## [What you have to do]
Pictures do not belong in the copy. Return all of the entries exactly.

┌─ Task material

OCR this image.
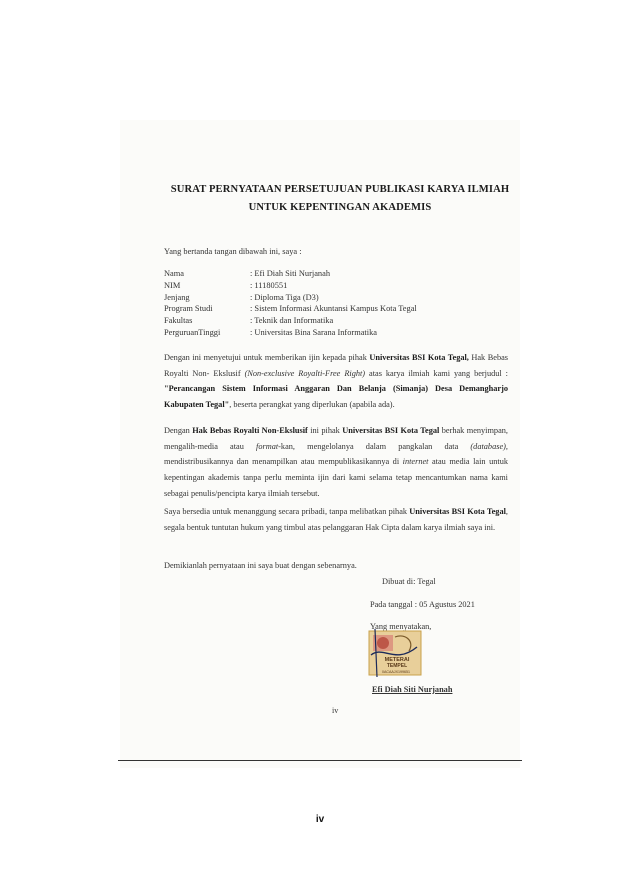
SURAT PERNYATAAN PERSETUJUAN PUBLIKASI KARYA ILMIAH
UNTUK KEPENTINGAN AKADEMIS
Yang bertanda tangan dibawah ini, saya :
Nama	: Efi Diah Siti Nurjanah
NIM	: 11180551
Jenjang	: Diploma Tiga (D3)
Program Studi	: Sistem Informasi Akuntansi Kampus Kota Tegal
Fakultas	: Teknik dan Informatika
PerguruanTinggi	: Universitas Bina Sarana Informatika
Dengan ini menyetujui untuk memberikan ijin kepada pihak Universitas BSI Kota Tegal, Hak Bebas Royalti Non- Ekslusif (Non-exclusive Royalti-Free Right) atas karya ilmiah kami yang berjudul : "Perancangan Sistem Informasi Anggaran Dan Belanja (Simanja) Desa Demangharjo Kabupaten Tegal", beserta perangkat yang diperlukan (apabila ada).
Dengan Hak Bebas Royalti Non-Ekslusif ini pihak Universitas BSI Kota Tegal berhak menyimpan, mengalih-media atau format-kan, mengelolanya dalam pangkalan data (database), mendistribusikannya dan menampilkan atau mempublikasikannya di internet atau media lain untuk kepentingan akademis tanpa perlu meminta ijin dari kami selama tetap mencantumkan nama kami sebagai penulis/pencipta karya ilmiah tersebut.
Saya bersedia untuk menanggung secara pribadi, tanpa melibatkan pihak Universitas BSI Kota Tegal, segala bentuk tuntutan hukum yang timbul atas pelanggaran Hak Cipta dalam karya ilmiah saya ini.
Demikianlah pernyataan ini saya buat dengan sebenarnya.
Dibuat di: Tegal
Pada tanggal : 05 Agustus 2021
Yang menyatakan,
METERAI
TEMPEL
0ACAAJX199651
Efi Diah Siti Nurjanah
iv
iv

└─

## [Complete answer]
OCR this image.
SURAT PERNYATAAN PERSETUJUAN PUBLIKASI KARYA ILMIAH
UNTUK KEPENTINGAN AKADEMIS
Yang bertanda tangan dibawah ini, saya :
Nama	: Efi Diah Siti Nurjanah
NIM	: 11180551
Jenjang	: Diploma Tiga (D3)
Program Studi	: Sistem Informasi Akuntansi Kampus Kota Tegal
Fakultas	: Teknik dan Informatika
PerguruanTinggi	: Universitas Bina Sarana Informatika
Dengan ini menyetujui untuk memberikan ijin kepada pihak Universitas BSI Kota Tegal, Hak Bebas Royalti Non- Ekslusif (Non-exclusive Royalti-Free Right) atas karya ilmiah kami yang berjudul : "Perancangan Sistem Informasi Anggaran Dan Belanja (Simanja) Desa Demangharjo Kabupaten Tegal", beserta perangkat yang diperlukan (apabila ada).
Dengan Hak Bebas Royalti Non-Ekslusif ini pihak Universitas BSI Kota Tegal berhak menyimpan, mengalih-media atau format-kan, mengelolanya dalam pangkalan data (database), mendistribusikannya dan menampilkan atau mempublikasikannya di internet atau media lain untuk kepentingan akademis tanpa perlu meminta ijin dari kami selama tetap mencantumkan nama kami sebagai penulis/pencipta karya ilmiah tersebut.
Saya bersedia untuk menanggung secara pribadi, tanpa melibatkan pihak Universitas BSI Kota Tegal, segala bentuk tuntutan hukum yang timbul atas pelanggaran Hak Cipta dalam karya ilmiah saya ini.
Demikianlah pernyataan ini saya buat dengan sebenarnya.
Dibuat di: Tegal
Pada tanggal : 05 Agustus 2021
Yang menyatakan,
METERAI
TEMPEL
0ACAAJX199651
Efi Diah Siti Nurjanah
iv
iv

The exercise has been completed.